━━━ DATA ENTRIES ━━━
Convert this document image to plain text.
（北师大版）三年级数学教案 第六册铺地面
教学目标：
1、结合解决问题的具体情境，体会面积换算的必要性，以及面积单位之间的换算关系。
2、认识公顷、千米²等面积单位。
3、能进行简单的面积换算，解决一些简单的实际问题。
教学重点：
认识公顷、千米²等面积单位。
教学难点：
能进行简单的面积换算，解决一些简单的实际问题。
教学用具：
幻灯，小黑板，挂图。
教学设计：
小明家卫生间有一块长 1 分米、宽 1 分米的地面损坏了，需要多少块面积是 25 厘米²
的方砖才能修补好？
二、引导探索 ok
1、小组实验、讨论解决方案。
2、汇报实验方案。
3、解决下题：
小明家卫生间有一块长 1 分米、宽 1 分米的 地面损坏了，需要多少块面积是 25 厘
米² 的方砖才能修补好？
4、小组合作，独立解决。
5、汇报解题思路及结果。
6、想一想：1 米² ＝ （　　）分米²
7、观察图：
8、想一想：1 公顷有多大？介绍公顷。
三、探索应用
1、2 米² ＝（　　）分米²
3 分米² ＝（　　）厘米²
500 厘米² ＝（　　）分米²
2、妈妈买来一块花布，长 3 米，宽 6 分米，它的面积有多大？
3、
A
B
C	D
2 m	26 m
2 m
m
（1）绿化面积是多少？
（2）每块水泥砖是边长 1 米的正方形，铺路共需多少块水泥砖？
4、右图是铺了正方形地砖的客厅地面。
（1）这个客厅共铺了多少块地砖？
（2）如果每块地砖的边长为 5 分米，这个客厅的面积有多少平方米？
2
━━━
> _REQUIREMENT_: Return the lines of the records that include the string "能进行简单的面积换算".

> _SOLUTION TO THE EXERCISE_:
3、能进行简单的面积换算，解决一些简单的实际问题。
能进行简单的面积换算，解决一些简单的实际问题。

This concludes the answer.